▸ To be done
Repeat the records below exactly, leaving out any pictures.
--- Exercise inputs ---
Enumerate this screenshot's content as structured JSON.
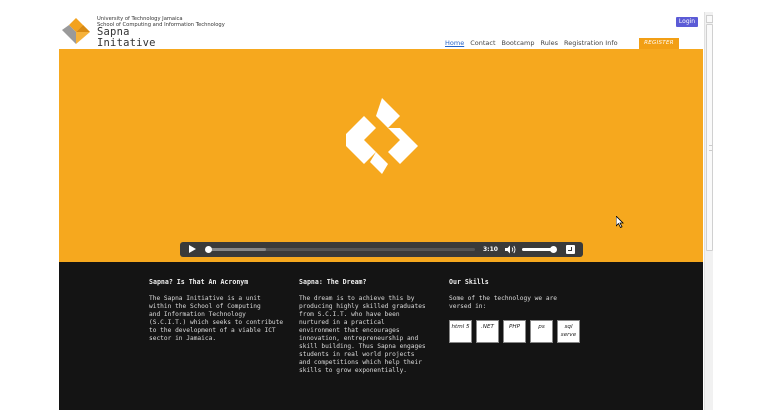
{
  "header": {
    "university": "University of Technology Jamaica",
    "school": "School of Computing and Information Technology",
    "brand_line1": "Sapna",
    "brand_line2": "Initative",
    "login_label": "Login"
  },
  "nav": {
    "items": [
      {
        "label": "Home",
        "active": true
      },
      {
        "label": "Contact",
        "active": false
      },
      {
        "label": "Bootcamp",
        "active": false
      },
      {
        "label": "Rules",
        "active": false
      },
      {
        "label": "Registration Info",
        "active": false
      }
    ],
    "register_label": "REGISTER"
  },
  "video": {
    "time": "3:10",
    "progress_fraction": 0.0,
    "buffered_fraction": 0.22,
    "volume_fraction": 1.0
  },
  "sections": [
    {
      "title": "Sapna? Is That An Acronym",
      "body": "The Sapna Initiative is a unit\nwithin the School of Computing\nand Information Technology\n(S.C.I.T.) which seeks to contribute\nto the development of a viable ICT\nsector in Jamaica."
    },
    {
      "title": "Sapna: The Dream?",
      "body": "The dream is to achieve this by\nproducing highly skilled graduates\nfrom S.C.I.T. who have been\nnurtured in a practical\nenvironment that encourages\ninnovation, entrepreneurship and\nskill building. Thus Sapna engages\nstudents in real world projects\nand competitions which help their\nskills to grow exponentially."
    },
    {
      "title": "Our Skills",
      "body": "Some of the technology we are\nversed in:"
    }
  ],
  "skills": [
    "html 5",
    ".NET",
    "PHP",
    "ps",
    "sql serve"
  ],
  "colors": {
    "hero_bg": "#f6a81e",
    "footer_bg": "#141414",
    "nav_active": "#2563c9",
    "register_bg": "#f29f15",
    "login_bg": "#5b5bd6"
  }
}
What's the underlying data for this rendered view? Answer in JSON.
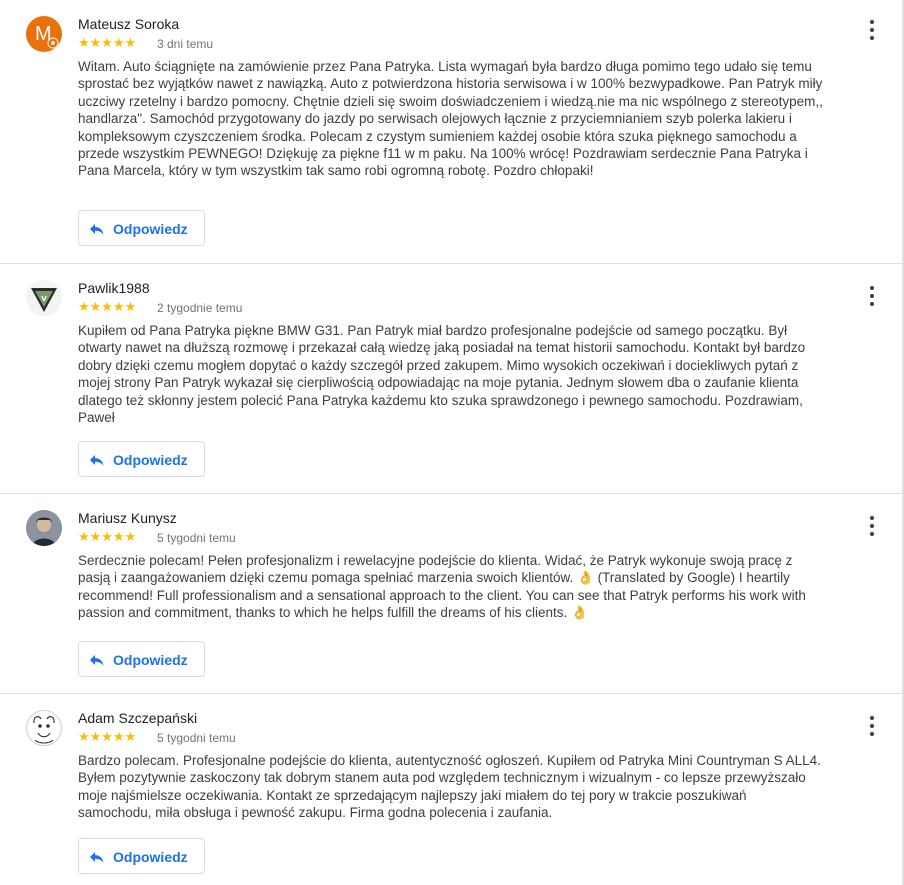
{
  "reviews": [
    {
      "name": "Mateusz Soroka",
      "avatar_letter": "M",
      "avatar_color": "#e8710a",
      "stars": "★★★★★",
      "rating": 5,
      "time": "3 dni temu",
      "text": "Witam. Auto ściągnięte na zamówienie przez Pana Patryka. Lista wymagań była bardzo długa pomimo tego udało się temu sprostać bez wyjątków nawet z nawiązką. Auto z potwierdzona historia serwisowa i w 100% bezwypadkowe. Pan Patryk miły uczciwy rzetelny i bardzo pomocny. Chętnie dzieli się swoim doświadczeniem i wiedzą.nie ma nic wspólnego z stereotypem,, handlarza\". Samochód przygotowany do jazdy po serwisach olejowych łącznie z przyciemnianiem szyb polerka lakieru i kompleksowym czyszczeniem środka. Polecam z czystym sumieniem każdej osobie która szuka pięknego samochodu a przede wszystkim PEWNEGO! Dziękuję za piękne f11 w m paku. Na 100% wrócę! Pozdrawiam serdecznie Pana Patryka i Pana Marcela, który w tym wszystkim tak samo robi ogromną robotę. Pozdro chłopaki!",
      "reply_label": "Odpowiedz"
    },
    {
      "name": "Pawlik1988",
      "stars": "★★★★★",
      "rating": 5,
      "time": "2 tygodnie temu",
      "text": "Kupiłem od Pana Patryka piękne BMW G31. Pan Patryk miał bardzo profesjonalne podejście od samego początku. Był otwarty nawet na dłuższą rozmowę i przekazał całą wiedzę jaką posiadał na temat historii samochodu. Kontakt był bardzo dobry dzięki czemu mogłem dopytać o każdy szczegół przed zakupem. Mimo wysokich oczekiwań i dociekliwych pytań z mojej strony Pan Patryk wykazał się cierpliwością odpowiadając na moje pytania. Jednym słowem dba o zaufanie klienta dlatego też skłonny jestem polecić Pana Patryka każdemu kto szuka sprawdzonego i pewnego samochodu. Pozdrawiam, Paweł",
      "reply_label": "Odpowiedz"
    },
    {
      "name": "Mariusz Kunysz",
      "stars": "★★★★★",
      "rating": 5,
      "time": "5 tygodni temu",
      "text": "Serdecznie polecam! Pełen profesjonalizm i rewelacyjne podejście do klienta. Widać, że Patryk wykonuje swoją pracę z pasją i zaangażowaniem dzięki czemu pomaga spełniać marzenia swoich klientów. 👌 (Translated by Google) I heartily recommend! Full professionalism and a sensational approach to the client. You can see that Patryk performs his work with passion and commitment, thanks to which he helps fulfill the dreams of his clients. 👌",
      "reply_label": "Odpowiedz"
    },
    {
      "name": "Adam Szczepański",
      "stars": "★★★★★",
      "rating": 5,
      "time": "5 tygodni temu",
      "text": "Bardzo polecam. Profesjonalne podejście do klienta, autentyczność ogłoszeń. Kupiłem od Patryka Mini Countryman S ALL4. Byłem pozytywnie zaskoczony tak dobrym stanem auta pod względem technicznym i wizualnym - co lepsze przewyższało moje najśmielsze oczekiwania. Kontakt ze sprzedającym najlepszy jaki miałem do tej pory w trakcie poszukiwań samochodu, miła obsługa i pewność zakupu. Firma godna polecenia i zaufania.",
      "reply_label": "Odpowiedz"
    }
  ],
  "colors": {
    "star": "#fbbc04",
    "link": "#1a73e8",
    "divider": "#e0e0e0"
  }
}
---
▸ Task output
Enumerate this screenshot's content as structured JSON.
{
  "header": {
    "university": "University of Technology Jamaica",
    "school": "School of Computing and Information Technology",
    "brand_line1": "Sapna",
    "brand_line2": "Initative",
    "login_label": "Login"
  },
  "nav": {
    "items": [
      {
        "label": "Home",
        "active": true
      },
      {
        "label": "Contact",
        "active": false
      },
      {
        "label": "Bootcamp",
        "active": false
      },
      {
        "label": "Rules",
        "active": false
      },
      {
        "label": "Registration Info",
        "active": false
      }
    ],
    "register_label": "REGISTER"
  },
  "video": {
    "time": "3:10",
    "progress_fraction": 0.0,
    "buffered_fraction": 0.22,
    "volume_fraction": 1.0
  },
  "sections": [
    {
      "title": "Sapna? Is That An Acronym",
      "body": "The Sapna Initiative is a unit\nwithin the School of Computing\nand Information Technology\n(S.C.I.T.) which seeks to contribute\nto the development of a viable ICT\nsector in Jamaica."
    },
    {
      "title": "Sapna: The Dream?",
      "body": "The dream is to achieve this by\nproducing highly skilled graduates\nfrom S.C.I.T. who have been\nnurtured in a practical\nenvironment that encourages\ninnovation, entrepreneurship and\nskill building. Thus Sapna engages\nstudents in real world projects\nand competitions which help their\nskills to grow exponentially."
    },
    {
      "title": "Our Skills",
      "body": "Some of the technology we are\nversed in:"
    }
  ],
  "skills": [
    "html 5",
    ".NET",
    "PHP",
    "ps",
    "sql serve"
  ],
  "colors": {
    "hero_bg": "#f6a81e",
    "footer_bg": "#141414",
    "nav_active": "#2563c9",
    "register_bg": "#f29f15",
    "login_bg": "#5b5bd6"
  }
}
What's the underlying data for this rendered view? Answer in JSON.
{
  "reviews": [
    {
      "name": "Mateusz Soroka",
      "avatar_letter": "M",
      "avatar_color": "#e8710a",
      "stars": "★★★★★",
      "rating": 5,
      "time": "3 dni temu",
      "text": "Witam. Auto ściągnięte na zamówienie przez Pana Patryka. Lista wymagań była bardzo długa pomimo tego udało się temu sprostać bez wyjątków nawet z nawiązką. Auto z potwierdzona historia serwisowa i w 100% bezwypadkowe. Pan Patryk miły uczciwy rzetelny i bardzo pomocny. Chętnie dzieli się swoim doświadczeniem i wiedzą.nie ma nic wspólnego z stereotypem,, handlarza\". Samochód przygotowany do jazdy po serwisach olejowych łącznie z przyciemnianiem szyb polerka lakieru i kompleksowym czyszczeniem środka. Polecam z czystym sumieniem każdej osobie która szuka pięknego samochodu a przede wszystkim PEWNEGO! Dziękuję za piękne f11 w m paku. Na 100% wrócę! Pozdrawiam serdecznie Pana Patryka i Pana Marcela, który w tym wszystkim tak samo robi ogromną robotę. Pozdro chłopaki!",
      "reply_label": "Odpowiedz"
    },
    {
      "name": "Pawlik1988",
      "stars": "★★★★★",
      "rating": 5,
      "time": "2 tygodnie temu",
      "text": "Kupiłem od Pana Patryka piękne BMW G31. Pan Patryk miał bardzo profesjonalne podejście od samego początku. Był otwarty nawet na dłuższą rozmowę i przekazał całą wiedzę jaką posiadał na temat historii samochodu. Kontakt był bardzo dobry dzięki czemu mogłem dopytać o każdy szczegół przed zakupem. Mimo wysokich oczekiwań i dociekliwych pytań z mojej strony Pan Patryk wykazał się cierpliwością odpowiadając na moje pytania. Jednym słowem dba o zaufanie klienta dlatego też skłonny jestem polecić Pana Patryka każdemu kto szuka sprawdzonego i pewnego samochodu. Pozdrawiam, Paweł",
      "reply_label": "Odpowiedz"
    },
    {
      "name": "Mariusz Kunysz",
      "stars": "★★★★★",
      "rating": 5,
      "time": "5 tygodni temu",
      "text": "Serdecznie polecam! Pełen profesjonalizm i rewelacyjne podejście do klienta. Widać, że Patryk wykonuje swoją pracę z pasją i zaangażowaniem dzięki czemu pomaga spełniać marzenia swoich klientów. 👌 (Translated by Google) I heartily recommend! Full professionalism and a sensational approach to the client. You can see that Patryk performs his work with passion and commitment, thanks to which he helps fulfill the dreams of his clients. 👌",
      "reply_label": "Odpowiedz"
    },
    {
      "name": "Adam Szczepański",
      "stars": "★★★★★",
      "rating": 5,
      "time": "5 tygodni temu",
      "text": "Bardzo polecam. Profesjonalne podejście do klienta, autentyczność ogłoszeń. Kupiłem od Patryka Mini Countryman S ALL4. Byłem pozytywnie zaskoczony tak dobrym stanem auta pod względem technicznym i wizualnym - co lepsze przewyższało moje najśmielsze oczekiwania. Kontakt ze sprzedającym najlepszy jaki miałem do tej pory w trakcie poszukiwań samochodu, miła obsługa i pewność zakupu. Firma godna polecenia i zaufania.",
      "reply_label": "Odpowiedz"
    }
  ],
  "colors": {
    "star": "#fbbc04",
    "link": "#1a73e8",
    "divider": "#e0e0e0"
  }
}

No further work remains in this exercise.